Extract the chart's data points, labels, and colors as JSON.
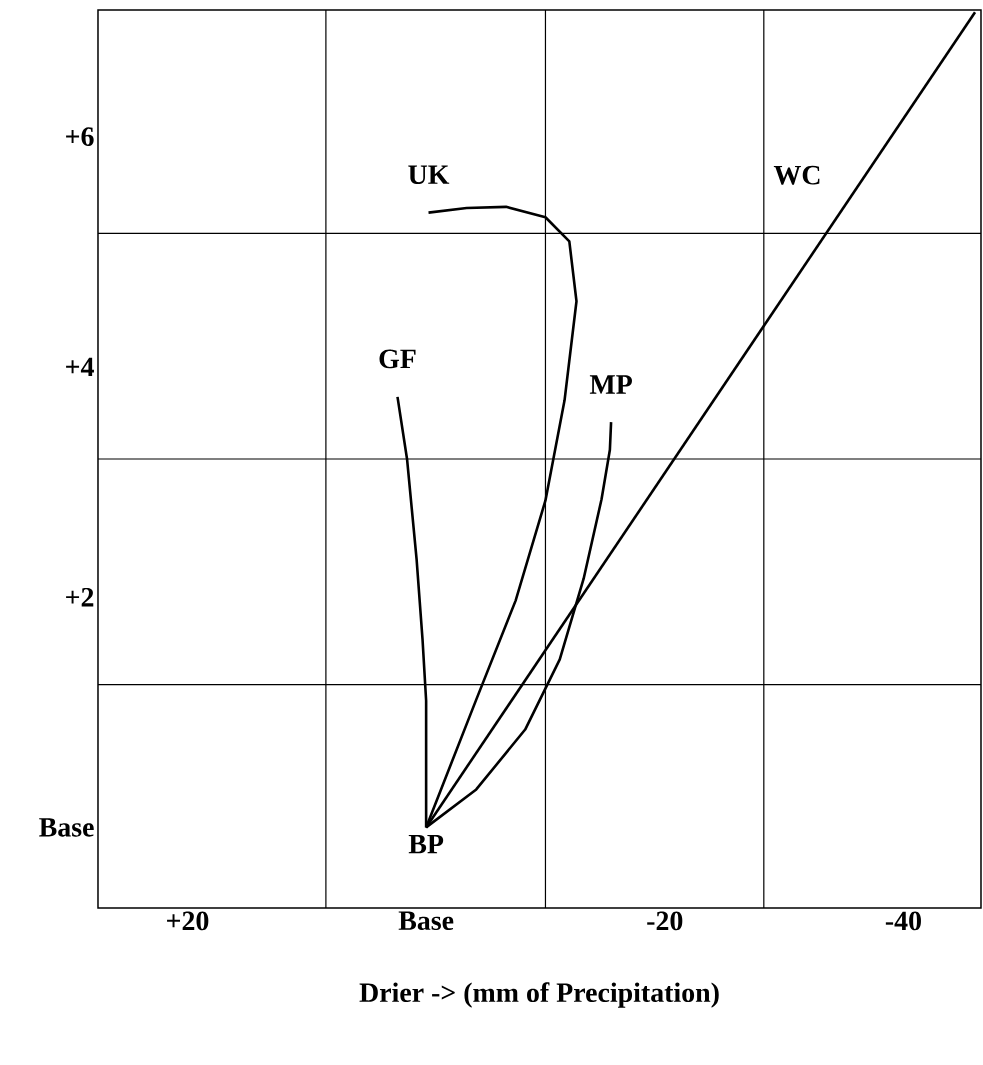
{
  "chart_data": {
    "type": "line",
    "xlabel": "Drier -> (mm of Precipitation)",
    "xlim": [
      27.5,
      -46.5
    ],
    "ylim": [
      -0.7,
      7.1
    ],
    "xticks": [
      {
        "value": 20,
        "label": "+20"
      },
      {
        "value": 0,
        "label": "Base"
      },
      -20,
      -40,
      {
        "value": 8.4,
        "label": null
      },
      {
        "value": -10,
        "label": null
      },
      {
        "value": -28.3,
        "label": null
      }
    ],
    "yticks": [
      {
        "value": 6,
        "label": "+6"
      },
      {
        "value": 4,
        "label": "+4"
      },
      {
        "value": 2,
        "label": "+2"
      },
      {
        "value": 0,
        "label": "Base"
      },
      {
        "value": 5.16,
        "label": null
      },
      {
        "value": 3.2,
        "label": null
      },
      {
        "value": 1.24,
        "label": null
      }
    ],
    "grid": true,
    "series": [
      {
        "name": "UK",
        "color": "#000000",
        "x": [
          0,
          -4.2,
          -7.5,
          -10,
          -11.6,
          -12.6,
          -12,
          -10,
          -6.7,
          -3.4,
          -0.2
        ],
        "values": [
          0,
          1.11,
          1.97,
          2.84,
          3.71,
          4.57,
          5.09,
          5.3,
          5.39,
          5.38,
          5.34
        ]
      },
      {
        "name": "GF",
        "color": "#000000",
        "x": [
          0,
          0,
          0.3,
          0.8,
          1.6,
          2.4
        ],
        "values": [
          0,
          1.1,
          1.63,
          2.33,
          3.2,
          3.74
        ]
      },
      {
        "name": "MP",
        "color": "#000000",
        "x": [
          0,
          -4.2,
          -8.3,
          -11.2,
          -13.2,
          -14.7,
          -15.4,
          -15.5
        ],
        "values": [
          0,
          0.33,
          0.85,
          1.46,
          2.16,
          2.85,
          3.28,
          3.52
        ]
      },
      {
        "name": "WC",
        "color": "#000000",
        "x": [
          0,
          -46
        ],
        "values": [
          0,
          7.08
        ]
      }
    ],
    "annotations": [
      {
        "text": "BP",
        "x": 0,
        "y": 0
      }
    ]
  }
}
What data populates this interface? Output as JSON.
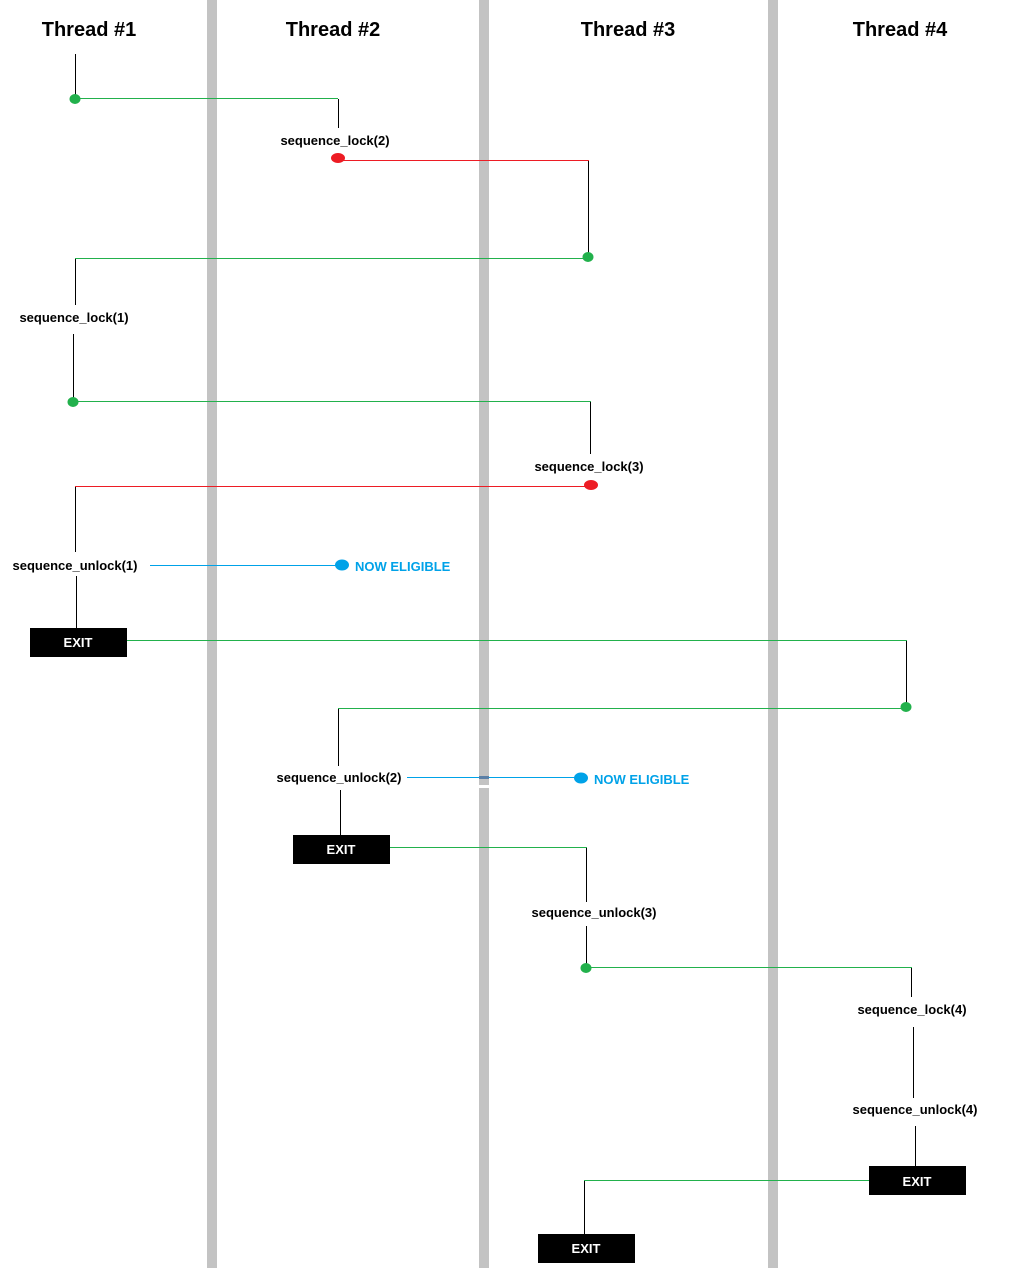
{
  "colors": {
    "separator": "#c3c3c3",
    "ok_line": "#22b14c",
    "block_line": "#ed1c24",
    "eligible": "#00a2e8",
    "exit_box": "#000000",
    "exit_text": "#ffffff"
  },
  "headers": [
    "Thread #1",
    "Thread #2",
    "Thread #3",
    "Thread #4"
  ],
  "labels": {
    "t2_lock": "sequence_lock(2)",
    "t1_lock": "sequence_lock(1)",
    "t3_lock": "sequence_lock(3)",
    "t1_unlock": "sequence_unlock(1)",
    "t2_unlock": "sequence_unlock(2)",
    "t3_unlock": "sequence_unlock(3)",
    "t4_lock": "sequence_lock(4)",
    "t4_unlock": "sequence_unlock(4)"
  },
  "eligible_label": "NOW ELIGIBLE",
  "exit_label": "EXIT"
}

:::::

Only the lines from the one holding "What data populates" through the last line of the records should be output, please, exactly and without any pictures.

> **FULL RESPONSE**:
What data populates this interface? Output as JSON.
{
  "colors": {
    "separator": "#c3c3c3",
    "ok_line": "#22b14c",
    "block_line": "#ed1c24",
    "eligible": "#00a2e8",
    "exit_box": "#000000",
    "exit_text": "#ffffff"
  },
  "headers": [
    "Thread #1",
    "Thread #2",
    "Thread #3",
    "Thread #4"
  ],
  "labels": {
    "t2_lock": "sequence_lock(2)",
    "t1_lock": "sequence_lock(1)",
    "t3_lock": "sequence_lock(3)",
    "t1_unlock": "sequence_unlock(1)",
    "t2_unlock": "sequence_unlock(2)",
    "t3_unlock": "sequence_unlock(3)",
    "t4_lock": "sequence_lock(4)",
    "t4_unlock": "sequence_unlock(4)"
  },
  "eligible_label": "NOW ELIGIBLE",
  "exit_label": "EXIT"
}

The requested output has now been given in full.